**WORK ORDER**
The lines you return must be all those in the data that hold the string "conditions".

**Excerpts from a dataset**
- - - -

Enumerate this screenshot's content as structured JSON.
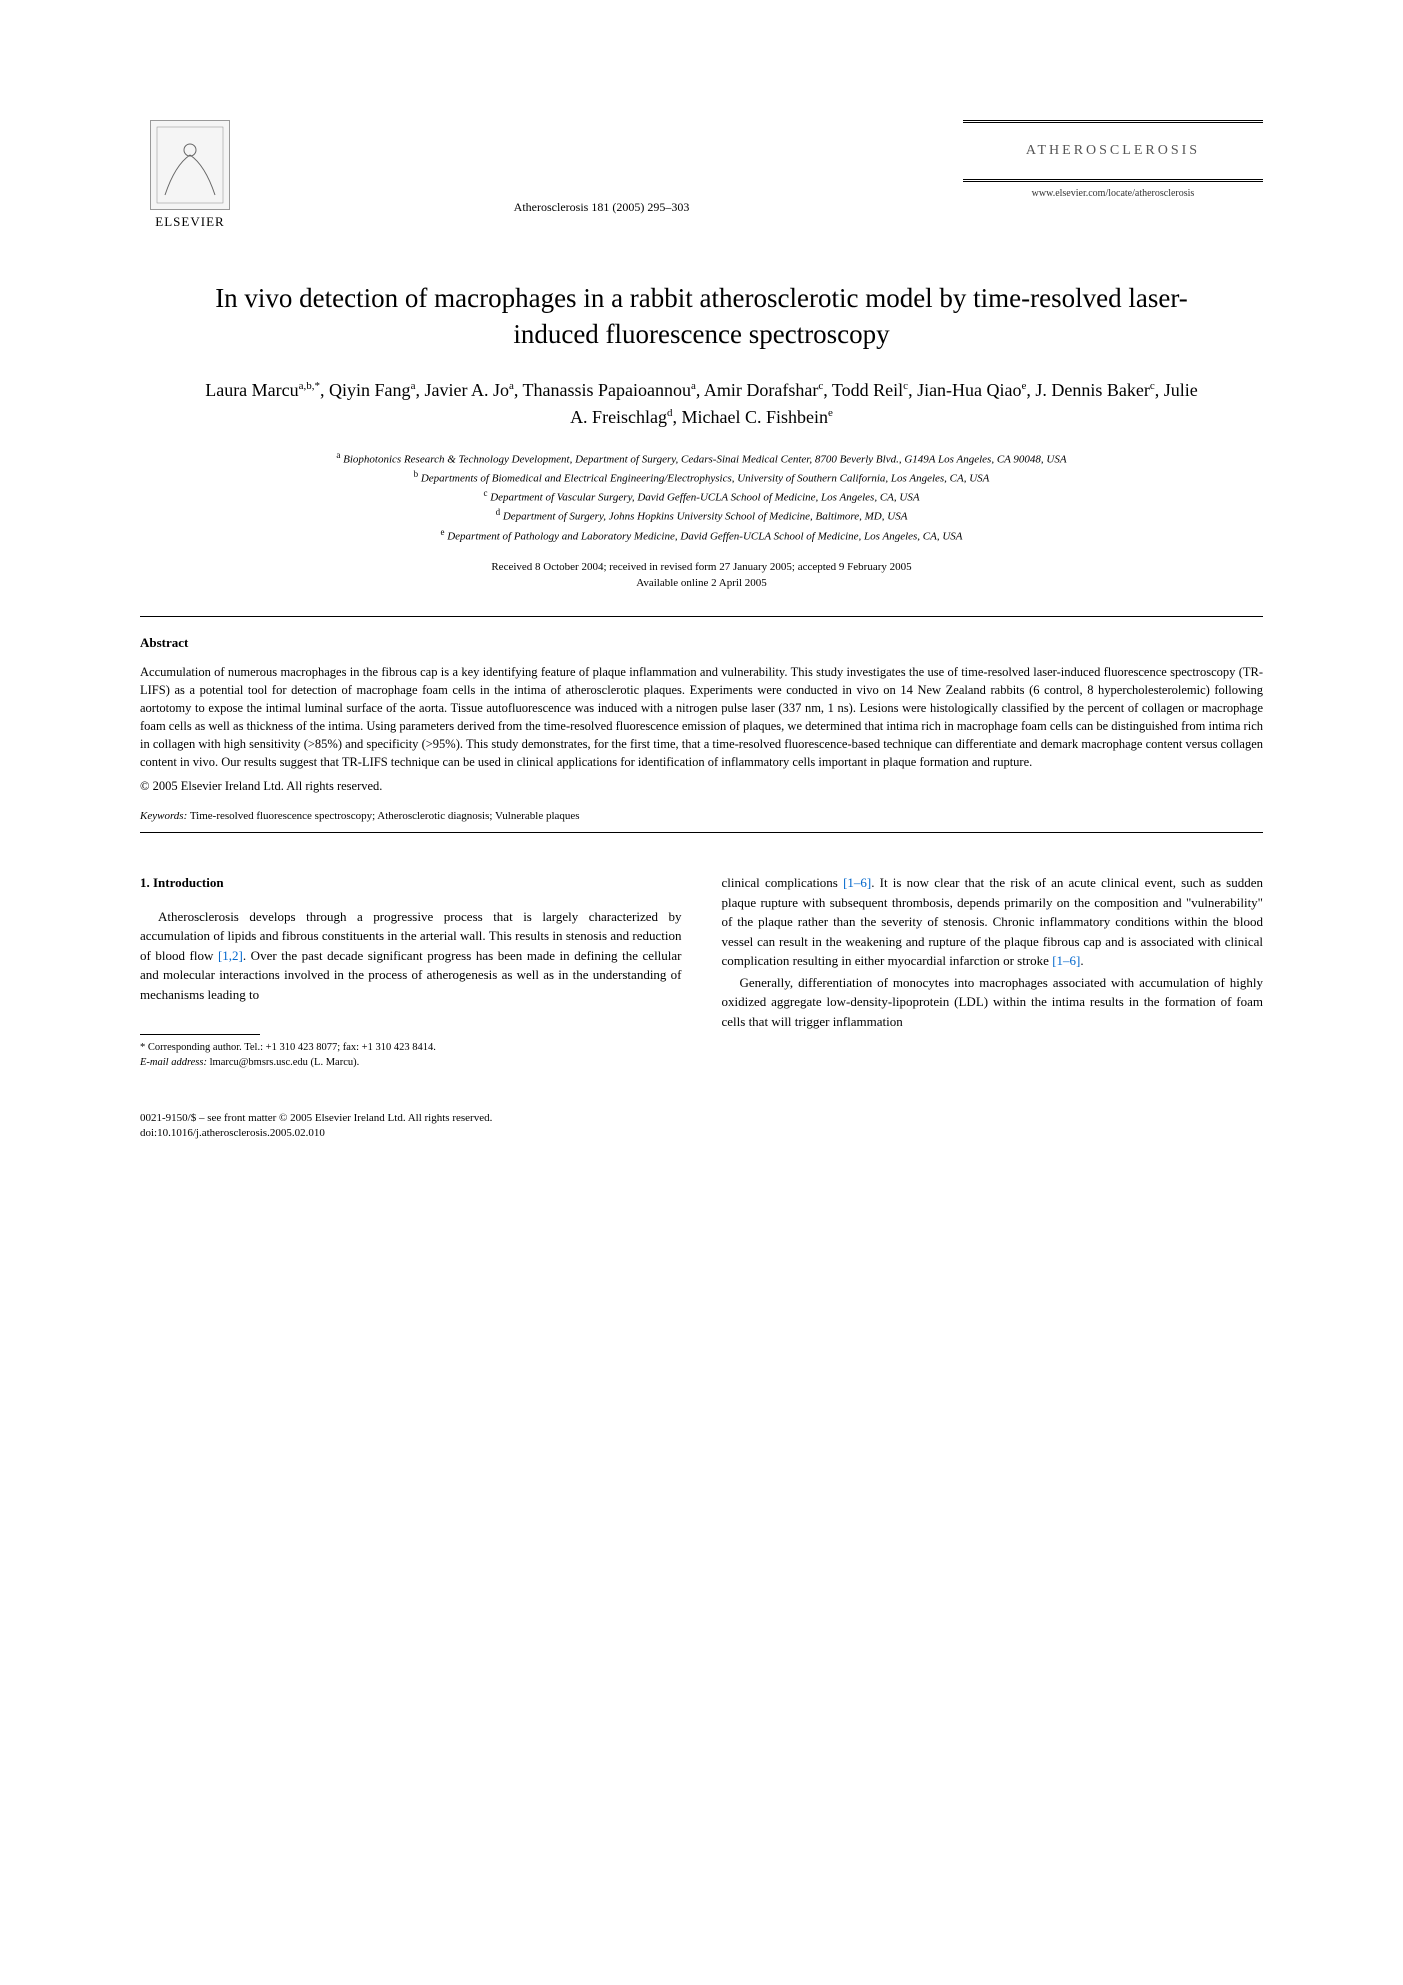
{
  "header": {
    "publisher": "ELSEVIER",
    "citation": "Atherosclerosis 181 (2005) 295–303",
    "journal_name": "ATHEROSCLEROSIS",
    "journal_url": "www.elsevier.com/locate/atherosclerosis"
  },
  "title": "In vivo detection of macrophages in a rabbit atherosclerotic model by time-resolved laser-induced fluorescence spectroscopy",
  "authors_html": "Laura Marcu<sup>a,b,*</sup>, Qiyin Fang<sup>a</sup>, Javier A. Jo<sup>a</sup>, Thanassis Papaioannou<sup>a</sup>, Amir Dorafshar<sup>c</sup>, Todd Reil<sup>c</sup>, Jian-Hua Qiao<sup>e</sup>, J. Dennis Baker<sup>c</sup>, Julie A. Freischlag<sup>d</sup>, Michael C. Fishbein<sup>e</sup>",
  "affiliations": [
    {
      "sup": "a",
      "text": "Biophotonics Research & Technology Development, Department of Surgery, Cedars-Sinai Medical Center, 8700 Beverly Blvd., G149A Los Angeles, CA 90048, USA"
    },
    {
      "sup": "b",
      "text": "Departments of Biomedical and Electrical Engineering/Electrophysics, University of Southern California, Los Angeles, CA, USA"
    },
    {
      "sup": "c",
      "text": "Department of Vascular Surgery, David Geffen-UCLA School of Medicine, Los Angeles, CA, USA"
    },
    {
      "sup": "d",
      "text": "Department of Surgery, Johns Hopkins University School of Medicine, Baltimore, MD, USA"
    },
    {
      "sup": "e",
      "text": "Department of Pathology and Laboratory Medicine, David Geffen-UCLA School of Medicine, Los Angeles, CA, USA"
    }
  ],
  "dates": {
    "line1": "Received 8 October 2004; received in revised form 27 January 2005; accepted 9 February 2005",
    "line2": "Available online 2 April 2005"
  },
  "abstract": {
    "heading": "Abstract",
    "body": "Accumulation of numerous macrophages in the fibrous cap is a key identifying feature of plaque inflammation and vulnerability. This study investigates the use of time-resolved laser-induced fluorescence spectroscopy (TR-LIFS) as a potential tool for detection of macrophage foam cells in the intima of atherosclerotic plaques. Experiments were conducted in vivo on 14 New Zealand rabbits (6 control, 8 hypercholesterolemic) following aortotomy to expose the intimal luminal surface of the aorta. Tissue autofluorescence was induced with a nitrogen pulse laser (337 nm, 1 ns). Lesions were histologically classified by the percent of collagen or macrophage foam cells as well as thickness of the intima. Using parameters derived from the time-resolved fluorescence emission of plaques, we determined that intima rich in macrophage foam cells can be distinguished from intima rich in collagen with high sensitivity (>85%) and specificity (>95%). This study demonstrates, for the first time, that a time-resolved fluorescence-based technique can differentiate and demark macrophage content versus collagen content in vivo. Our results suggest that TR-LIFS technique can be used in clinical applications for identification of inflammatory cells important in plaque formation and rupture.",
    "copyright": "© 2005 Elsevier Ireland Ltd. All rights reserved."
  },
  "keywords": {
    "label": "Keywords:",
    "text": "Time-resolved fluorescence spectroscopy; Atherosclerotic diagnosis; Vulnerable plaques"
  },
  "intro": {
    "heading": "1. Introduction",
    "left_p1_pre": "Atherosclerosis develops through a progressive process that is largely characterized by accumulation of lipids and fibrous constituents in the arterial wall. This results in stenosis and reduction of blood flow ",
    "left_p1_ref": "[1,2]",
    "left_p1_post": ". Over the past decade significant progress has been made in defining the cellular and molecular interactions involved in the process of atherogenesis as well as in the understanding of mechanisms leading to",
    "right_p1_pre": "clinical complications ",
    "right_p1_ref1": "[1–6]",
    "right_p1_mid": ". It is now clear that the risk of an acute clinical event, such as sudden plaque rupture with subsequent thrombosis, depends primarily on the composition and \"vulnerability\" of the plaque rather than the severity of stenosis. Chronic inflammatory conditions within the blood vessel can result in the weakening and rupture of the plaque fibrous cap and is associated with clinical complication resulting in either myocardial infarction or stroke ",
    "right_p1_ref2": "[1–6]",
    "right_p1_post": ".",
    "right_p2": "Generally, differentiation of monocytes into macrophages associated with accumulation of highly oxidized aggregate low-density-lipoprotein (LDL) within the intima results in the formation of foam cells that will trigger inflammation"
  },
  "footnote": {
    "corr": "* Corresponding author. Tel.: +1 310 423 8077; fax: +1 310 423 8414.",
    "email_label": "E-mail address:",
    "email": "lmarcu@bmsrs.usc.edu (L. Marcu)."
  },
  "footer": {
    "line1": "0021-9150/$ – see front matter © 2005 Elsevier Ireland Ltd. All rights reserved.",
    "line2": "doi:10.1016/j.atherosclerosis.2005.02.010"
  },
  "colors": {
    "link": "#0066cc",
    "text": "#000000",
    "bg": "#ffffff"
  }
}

- - - -

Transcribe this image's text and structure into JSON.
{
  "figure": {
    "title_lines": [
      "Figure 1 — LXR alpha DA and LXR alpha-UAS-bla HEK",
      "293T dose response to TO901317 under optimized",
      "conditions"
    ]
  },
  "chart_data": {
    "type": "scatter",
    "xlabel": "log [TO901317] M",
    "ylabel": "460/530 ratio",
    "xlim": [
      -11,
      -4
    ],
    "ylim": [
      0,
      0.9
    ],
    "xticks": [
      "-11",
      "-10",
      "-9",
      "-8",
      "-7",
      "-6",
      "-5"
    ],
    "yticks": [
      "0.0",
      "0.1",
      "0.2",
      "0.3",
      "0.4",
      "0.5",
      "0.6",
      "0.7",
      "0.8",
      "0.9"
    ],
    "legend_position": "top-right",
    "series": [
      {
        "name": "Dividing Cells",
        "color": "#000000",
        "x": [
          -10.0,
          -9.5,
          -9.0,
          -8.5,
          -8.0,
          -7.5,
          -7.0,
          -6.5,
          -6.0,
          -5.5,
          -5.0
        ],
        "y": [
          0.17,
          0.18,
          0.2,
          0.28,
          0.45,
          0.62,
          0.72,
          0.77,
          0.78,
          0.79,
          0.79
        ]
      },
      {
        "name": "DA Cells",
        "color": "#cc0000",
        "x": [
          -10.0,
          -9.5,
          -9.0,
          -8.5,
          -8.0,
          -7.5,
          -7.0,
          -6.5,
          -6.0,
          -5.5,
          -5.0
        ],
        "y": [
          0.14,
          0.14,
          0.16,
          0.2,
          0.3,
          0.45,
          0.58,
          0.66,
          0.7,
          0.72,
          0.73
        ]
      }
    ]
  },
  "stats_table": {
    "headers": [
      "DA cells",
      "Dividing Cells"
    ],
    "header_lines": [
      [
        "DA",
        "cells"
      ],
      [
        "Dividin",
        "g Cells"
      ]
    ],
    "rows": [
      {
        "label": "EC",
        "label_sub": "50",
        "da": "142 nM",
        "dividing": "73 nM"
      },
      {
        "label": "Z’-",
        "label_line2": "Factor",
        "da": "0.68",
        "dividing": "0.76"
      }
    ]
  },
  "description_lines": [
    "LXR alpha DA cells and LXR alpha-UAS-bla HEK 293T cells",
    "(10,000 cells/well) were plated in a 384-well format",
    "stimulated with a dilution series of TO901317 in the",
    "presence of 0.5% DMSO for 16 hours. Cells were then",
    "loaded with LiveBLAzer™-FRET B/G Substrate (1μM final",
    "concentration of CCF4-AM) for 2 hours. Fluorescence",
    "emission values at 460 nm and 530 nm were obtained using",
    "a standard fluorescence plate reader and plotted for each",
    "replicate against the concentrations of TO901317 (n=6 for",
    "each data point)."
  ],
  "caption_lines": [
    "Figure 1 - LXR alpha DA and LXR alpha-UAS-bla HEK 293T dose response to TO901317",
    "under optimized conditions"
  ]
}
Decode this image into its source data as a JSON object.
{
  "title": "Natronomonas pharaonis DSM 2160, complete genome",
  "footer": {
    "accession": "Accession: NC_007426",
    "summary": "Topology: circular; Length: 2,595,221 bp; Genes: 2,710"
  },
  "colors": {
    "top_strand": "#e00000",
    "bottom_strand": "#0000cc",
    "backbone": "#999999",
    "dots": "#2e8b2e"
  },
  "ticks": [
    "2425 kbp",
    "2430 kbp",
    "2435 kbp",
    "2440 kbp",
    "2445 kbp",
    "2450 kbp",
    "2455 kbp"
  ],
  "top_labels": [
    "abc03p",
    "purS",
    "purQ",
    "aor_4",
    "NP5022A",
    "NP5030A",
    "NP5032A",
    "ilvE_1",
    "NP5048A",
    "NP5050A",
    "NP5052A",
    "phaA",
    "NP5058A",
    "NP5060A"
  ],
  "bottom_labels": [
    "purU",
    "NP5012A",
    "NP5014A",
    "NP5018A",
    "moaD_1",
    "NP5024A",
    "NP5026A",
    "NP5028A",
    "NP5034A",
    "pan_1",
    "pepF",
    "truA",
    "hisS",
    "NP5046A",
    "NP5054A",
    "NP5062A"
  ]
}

- - - -

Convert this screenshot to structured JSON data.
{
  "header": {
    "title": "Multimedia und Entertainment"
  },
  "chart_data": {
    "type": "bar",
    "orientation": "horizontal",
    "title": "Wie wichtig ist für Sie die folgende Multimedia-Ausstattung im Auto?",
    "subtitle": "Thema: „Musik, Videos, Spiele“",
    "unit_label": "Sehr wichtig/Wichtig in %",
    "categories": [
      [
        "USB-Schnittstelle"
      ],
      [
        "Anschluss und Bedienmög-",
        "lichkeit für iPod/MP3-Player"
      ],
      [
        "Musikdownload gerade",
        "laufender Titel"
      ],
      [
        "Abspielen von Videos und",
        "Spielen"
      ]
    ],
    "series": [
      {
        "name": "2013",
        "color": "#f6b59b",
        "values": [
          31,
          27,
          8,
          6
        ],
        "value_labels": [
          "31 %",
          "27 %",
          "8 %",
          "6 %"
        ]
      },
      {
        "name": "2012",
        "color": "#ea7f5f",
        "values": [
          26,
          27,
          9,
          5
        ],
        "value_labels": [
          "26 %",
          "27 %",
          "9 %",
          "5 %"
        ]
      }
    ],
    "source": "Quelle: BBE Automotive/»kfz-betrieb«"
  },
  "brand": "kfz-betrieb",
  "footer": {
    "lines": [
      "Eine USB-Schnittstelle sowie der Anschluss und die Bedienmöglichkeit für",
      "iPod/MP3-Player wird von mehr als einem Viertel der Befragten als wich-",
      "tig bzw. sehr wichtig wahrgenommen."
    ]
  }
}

- - - -

**EXERCISE RESPONSE**
    "right_p1_mid": ". It is now clear that the risk of an acute clinical event, such as sudden plaque rupture with subsequent thrombosis, depends primarily on the composition and \"vulnerability\" of the plaque rather than the severity of stenosis. Chronic inflammatory conditions within the blood vessel can result in the weakening and rupture of the plaque fibrous cap and is associated with clinical complication resulting in either myocardial infarction or stroke ",
      "conditions"
    "under optimized conditions"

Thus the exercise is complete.